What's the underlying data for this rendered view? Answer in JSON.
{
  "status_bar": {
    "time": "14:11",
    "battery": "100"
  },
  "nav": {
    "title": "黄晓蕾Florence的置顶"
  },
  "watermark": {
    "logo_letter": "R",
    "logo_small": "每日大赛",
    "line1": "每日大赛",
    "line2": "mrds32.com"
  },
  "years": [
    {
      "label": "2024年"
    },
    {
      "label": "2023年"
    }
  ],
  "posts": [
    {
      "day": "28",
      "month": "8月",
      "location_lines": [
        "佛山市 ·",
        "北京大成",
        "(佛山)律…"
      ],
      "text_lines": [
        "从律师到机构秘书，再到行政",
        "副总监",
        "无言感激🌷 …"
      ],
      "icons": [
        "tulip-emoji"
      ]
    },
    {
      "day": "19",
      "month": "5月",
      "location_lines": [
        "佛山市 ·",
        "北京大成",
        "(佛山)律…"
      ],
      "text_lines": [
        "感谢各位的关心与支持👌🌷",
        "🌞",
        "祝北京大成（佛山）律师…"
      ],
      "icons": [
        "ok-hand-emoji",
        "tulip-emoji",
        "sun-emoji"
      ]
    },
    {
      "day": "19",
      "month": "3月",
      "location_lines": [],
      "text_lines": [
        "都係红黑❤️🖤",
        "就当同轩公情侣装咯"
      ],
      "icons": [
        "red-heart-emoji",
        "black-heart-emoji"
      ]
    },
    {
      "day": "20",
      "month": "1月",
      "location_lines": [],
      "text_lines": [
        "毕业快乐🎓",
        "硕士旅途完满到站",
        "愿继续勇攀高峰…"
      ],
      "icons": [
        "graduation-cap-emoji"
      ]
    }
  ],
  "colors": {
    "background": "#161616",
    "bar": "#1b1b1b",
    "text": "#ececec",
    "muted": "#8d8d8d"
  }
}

==========

== WHAT IS REQUIRED ==
Print all the data exactly.

== WRITTEN REPLY ==
What's the underlying data for this rendered view? Answer in JSON.
{
  "status_bar": {
    "time": "14:11",
    "battery": "100"
  },
  "nav": {
    "title": "黄晓蕾Florence的置顶"
  },
  "watermark": {
    "logo_letter": "R",
    "logo_small": "每日大赛",
    "line1": "每日大赛",
    "line2": "mrds32.com"
  },
  "years": [
    {
      "label": "2024年"
    },
    {
      "label": "2023年"
    }
  ],
  "posts": [
    {
      "day": "28",
      "month": "8月",
      "location_lines": [
        "佛山市 ·",
        "北京大成",
        "(佛山)律…"
      ],
      "text_lines": [
        "从律师到机构秘书，再到行政",
        "副总监",
        "无言感激🌷 …"
      ],
      "icons": [
        "tulip-emoji"
      ]
    },
    {
      "day": "19",
      "month": "5月",
      "location_lines": [
        "佛山市 ·",
        "北京大成",
        "(佛山)律…"
      ],
      "text_lines": [
        "感谢各位的关心与支持👌🌷",
        "🌞",
        "祝北京大成（佛山）律师…"
      ],
      "icons": [
        "ok-hand-emoji",
        "tulip-emoji",
        "sun-emoji"
      ]
    },
    {
      "day": "19",
      "month": "3月",
      "location_lines": [],
      "text_lines": [
        "都係红黑❤️🖤",
        "就当同轩公情侣装咯"
      ],
      "icons": [
        "red-heart-emoji",
        "black-heart-emoji"
      ]
    },
    {
      "day": "20",
      "month": "1月",
      "location_lines": [],
      "text_lines": [
        "毕业快乐🎓",
        "硕士旅途完满到站",
        "愿继续勇攀高峰…"
      ],
      "icons": [
        "graduation-cap-emoji"
      ]
    }
  ],
  "colors": {
    "background": "#161616",
    "bar": "#1b1b1b",
    "text": "#ececec",
    "muted": "#8d8d8d"
  }
}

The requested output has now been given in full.